** Begin Data excerpts **

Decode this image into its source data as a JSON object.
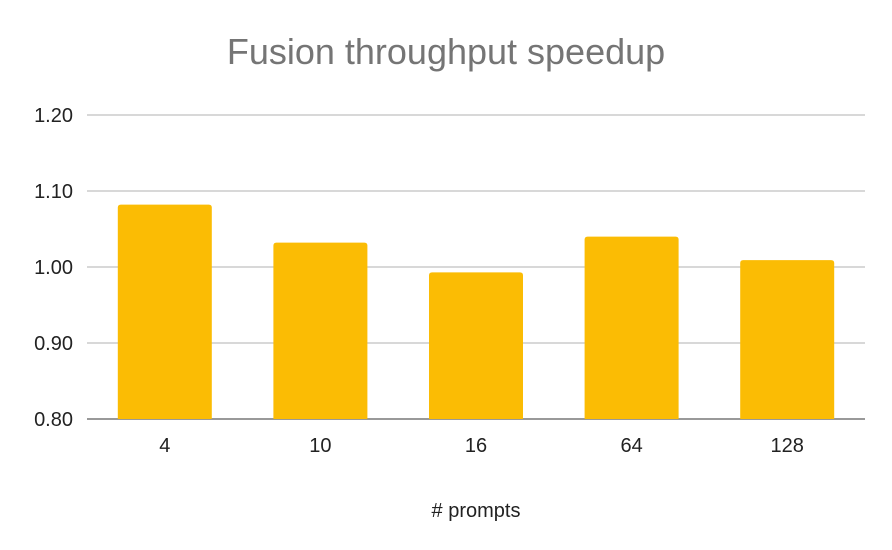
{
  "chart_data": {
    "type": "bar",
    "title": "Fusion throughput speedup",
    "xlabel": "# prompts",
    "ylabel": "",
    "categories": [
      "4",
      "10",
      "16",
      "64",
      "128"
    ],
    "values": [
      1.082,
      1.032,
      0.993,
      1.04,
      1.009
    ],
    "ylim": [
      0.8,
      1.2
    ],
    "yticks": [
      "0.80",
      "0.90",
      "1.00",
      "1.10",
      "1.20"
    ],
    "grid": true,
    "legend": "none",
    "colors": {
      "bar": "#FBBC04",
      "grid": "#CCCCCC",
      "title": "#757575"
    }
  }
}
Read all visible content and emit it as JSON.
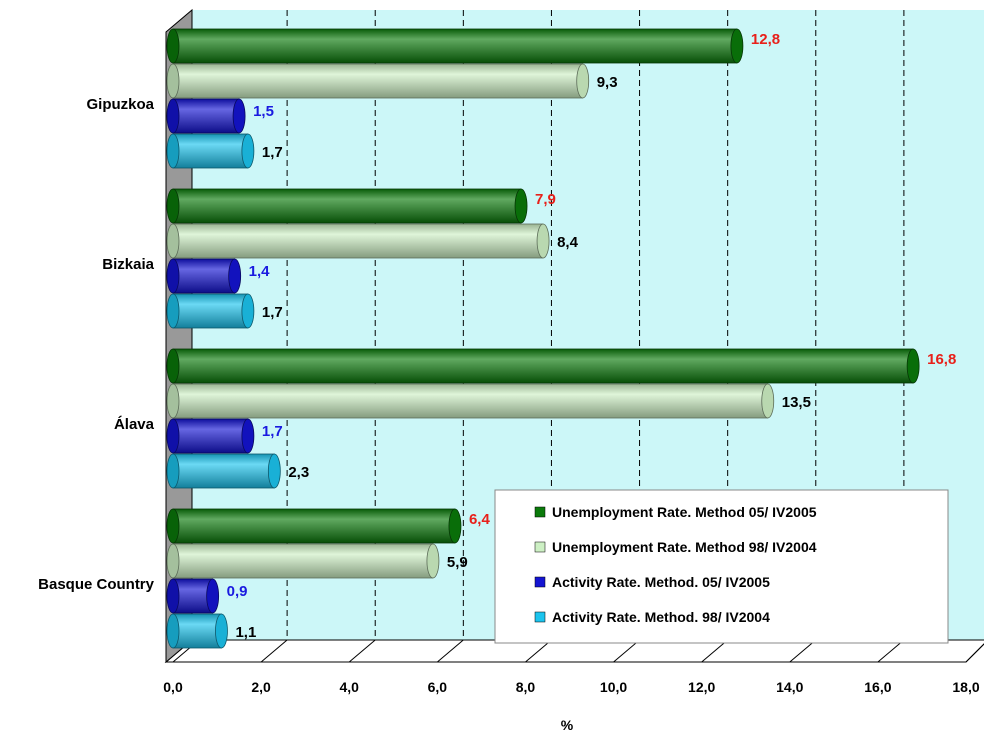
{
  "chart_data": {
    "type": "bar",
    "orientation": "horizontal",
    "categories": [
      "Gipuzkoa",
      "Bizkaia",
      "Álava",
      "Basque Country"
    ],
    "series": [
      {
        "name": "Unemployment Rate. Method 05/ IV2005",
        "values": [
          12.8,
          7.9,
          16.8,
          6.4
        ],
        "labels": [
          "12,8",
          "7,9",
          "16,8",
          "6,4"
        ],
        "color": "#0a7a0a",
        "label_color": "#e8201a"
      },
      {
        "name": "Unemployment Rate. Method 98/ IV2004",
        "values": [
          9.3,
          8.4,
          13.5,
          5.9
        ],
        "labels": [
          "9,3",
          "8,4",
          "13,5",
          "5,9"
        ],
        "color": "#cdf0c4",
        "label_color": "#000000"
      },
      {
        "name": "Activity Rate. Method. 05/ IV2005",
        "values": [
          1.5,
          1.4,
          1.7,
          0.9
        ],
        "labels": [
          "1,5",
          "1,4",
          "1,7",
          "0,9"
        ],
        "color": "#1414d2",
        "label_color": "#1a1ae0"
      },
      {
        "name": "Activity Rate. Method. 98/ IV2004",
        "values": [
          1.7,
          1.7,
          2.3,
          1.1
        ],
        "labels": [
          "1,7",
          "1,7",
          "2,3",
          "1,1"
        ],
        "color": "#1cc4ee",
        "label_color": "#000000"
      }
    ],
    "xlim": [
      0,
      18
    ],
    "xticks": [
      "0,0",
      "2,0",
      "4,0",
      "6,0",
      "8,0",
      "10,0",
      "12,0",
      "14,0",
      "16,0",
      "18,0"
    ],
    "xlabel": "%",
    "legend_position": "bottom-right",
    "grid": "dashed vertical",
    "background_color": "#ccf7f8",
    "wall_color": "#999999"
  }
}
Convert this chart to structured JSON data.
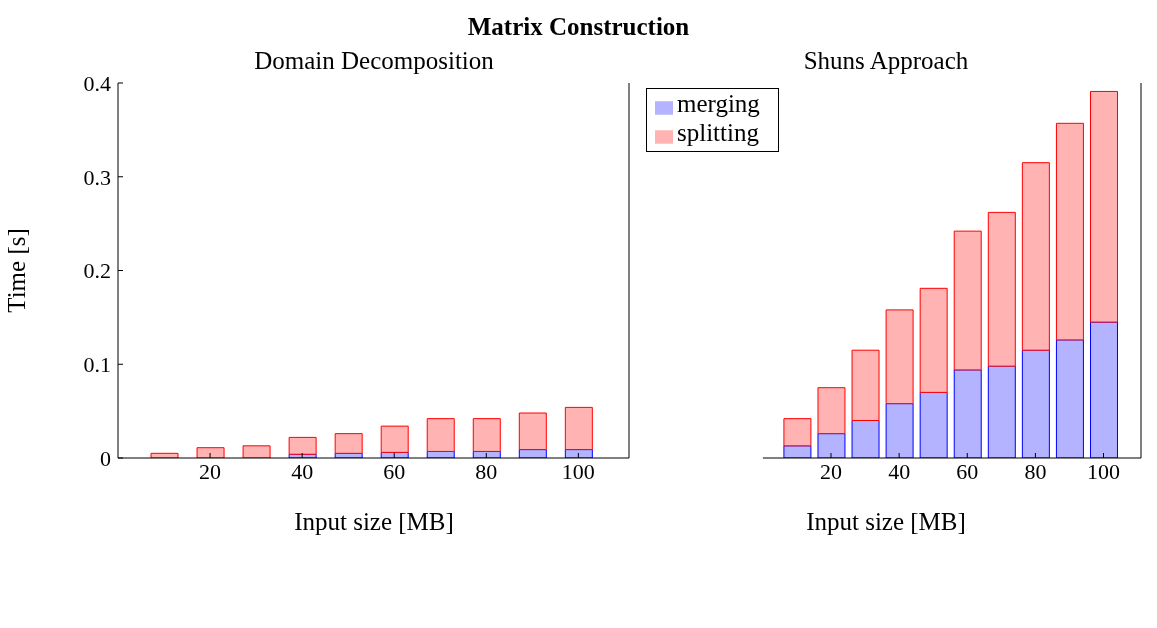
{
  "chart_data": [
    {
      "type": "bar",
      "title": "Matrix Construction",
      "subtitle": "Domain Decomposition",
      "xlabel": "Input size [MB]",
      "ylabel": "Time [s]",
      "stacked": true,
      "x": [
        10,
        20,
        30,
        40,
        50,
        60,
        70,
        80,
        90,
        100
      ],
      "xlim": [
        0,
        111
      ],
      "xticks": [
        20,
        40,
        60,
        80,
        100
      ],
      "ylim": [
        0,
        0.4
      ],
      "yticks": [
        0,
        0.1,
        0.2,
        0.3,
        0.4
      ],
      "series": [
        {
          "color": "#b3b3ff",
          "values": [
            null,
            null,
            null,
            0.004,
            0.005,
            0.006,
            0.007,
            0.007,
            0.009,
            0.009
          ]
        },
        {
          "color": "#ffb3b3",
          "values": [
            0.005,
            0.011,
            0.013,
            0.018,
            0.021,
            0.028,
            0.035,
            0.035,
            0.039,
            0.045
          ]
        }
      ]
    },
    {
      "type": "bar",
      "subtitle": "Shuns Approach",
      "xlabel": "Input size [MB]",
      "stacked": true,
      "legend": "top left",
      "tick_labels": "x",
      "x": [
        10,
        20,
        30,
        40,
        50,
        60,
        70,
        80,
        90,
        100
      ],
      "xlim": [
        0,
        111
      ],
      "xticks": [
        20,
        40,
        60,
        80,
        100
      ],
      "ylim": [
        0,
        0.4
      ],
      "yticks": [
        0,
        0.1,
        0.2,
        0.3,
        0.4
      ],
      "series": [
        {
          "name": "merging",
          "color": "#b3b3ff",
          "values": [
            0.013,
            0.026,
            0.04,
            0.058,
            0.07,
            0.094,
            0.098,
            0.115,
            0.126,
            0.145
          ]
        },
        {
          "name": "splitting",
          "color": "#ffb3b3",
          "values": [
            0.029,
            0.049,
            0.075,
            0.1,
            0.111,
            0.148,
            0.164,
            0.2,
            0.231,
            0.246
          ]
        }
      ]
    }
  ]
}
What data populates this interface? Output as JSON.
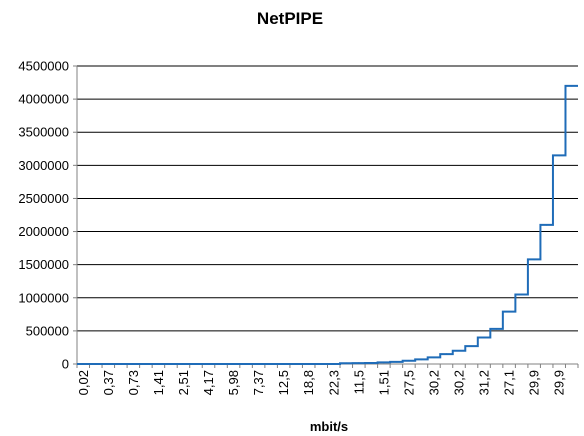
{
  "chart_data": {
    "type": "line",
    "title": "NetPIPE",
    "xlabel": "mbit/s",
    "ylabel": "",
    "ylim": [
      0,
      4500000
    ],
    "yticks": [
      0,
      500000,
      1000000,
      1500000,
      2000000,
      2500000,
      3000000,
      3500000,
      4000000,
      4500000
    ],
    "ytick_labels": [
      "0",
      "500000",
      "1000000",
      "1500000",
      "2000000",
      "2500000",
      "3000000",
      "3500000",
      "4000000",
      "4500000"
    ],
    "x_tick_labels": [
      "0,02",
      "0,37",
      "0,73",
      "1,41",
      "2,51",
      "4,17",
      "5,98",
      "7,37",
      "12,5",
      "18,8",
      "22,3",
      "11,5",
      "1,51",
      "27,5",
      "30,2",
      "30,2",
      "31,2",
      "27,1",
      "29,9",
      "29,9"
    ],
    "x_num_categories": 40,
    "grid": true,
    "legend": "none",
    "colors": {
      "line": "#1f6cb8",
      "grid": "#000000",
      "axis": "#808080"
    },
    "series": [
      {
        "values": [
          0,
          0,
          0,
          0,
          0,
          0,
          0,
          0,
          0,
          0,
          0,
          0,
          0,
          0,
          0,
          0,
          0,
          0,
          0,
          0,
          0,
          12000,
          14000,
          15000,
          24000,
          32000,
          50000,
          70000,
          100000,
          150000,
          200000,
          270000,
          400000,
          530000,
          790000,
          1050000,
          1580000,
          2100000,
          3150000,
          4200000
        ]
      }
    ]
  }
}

** End Data excerpts **
** Begin Data excerpts **

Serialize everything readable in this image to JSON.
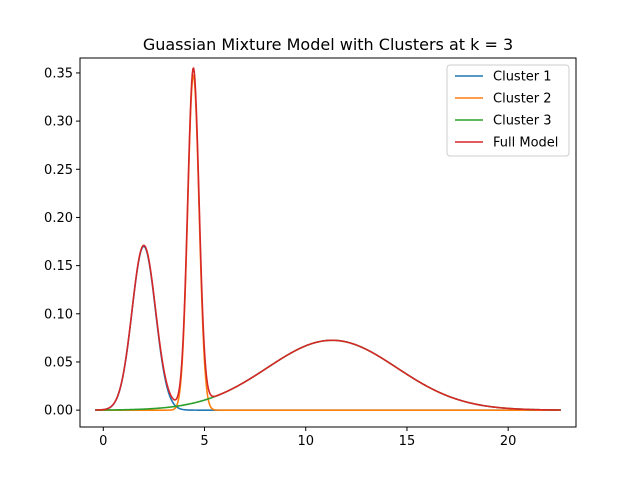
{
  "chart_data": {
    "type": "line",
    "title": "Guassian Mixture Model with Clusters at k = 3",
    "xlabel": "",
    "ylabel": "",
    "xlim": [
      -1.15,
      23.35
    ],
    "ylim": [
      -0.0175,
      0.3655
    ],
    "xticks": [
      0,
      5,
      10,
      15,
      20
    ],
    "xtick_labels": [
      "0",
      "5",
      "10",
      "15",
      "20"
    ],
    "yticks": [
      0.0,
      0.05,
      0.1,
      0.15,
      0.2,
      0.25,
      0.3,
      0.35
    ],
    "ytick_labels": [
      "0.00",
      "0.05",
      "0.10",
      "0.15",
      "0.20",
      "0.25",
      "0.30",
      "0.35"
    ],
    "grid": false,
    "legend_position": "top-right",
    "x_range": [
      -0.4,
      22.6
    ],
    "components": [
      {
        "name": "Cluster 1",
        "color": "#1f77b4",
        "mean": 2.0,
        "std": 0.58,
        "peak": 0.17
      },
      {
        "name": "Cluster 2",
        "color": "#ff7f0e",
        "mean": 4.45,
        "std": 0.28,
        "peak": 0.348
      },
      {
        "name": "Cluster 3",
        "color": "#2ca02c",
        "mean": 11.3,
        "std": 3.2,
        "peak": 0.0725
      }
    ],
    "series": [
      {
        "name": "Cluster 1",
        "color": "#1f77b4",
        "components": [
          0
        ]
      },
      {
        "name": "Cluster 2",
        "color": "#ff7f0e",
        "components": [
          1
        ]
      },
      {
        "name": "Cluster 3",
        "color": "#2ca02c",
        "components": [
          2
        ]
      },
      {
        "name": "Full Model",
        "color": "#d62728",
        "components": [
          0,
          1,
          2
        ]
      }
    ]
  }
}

** End Data excerpts **

## Short problem
Count the lines of the listing above that include the word "Activity" and state the total with nothing else.

## Correct result
2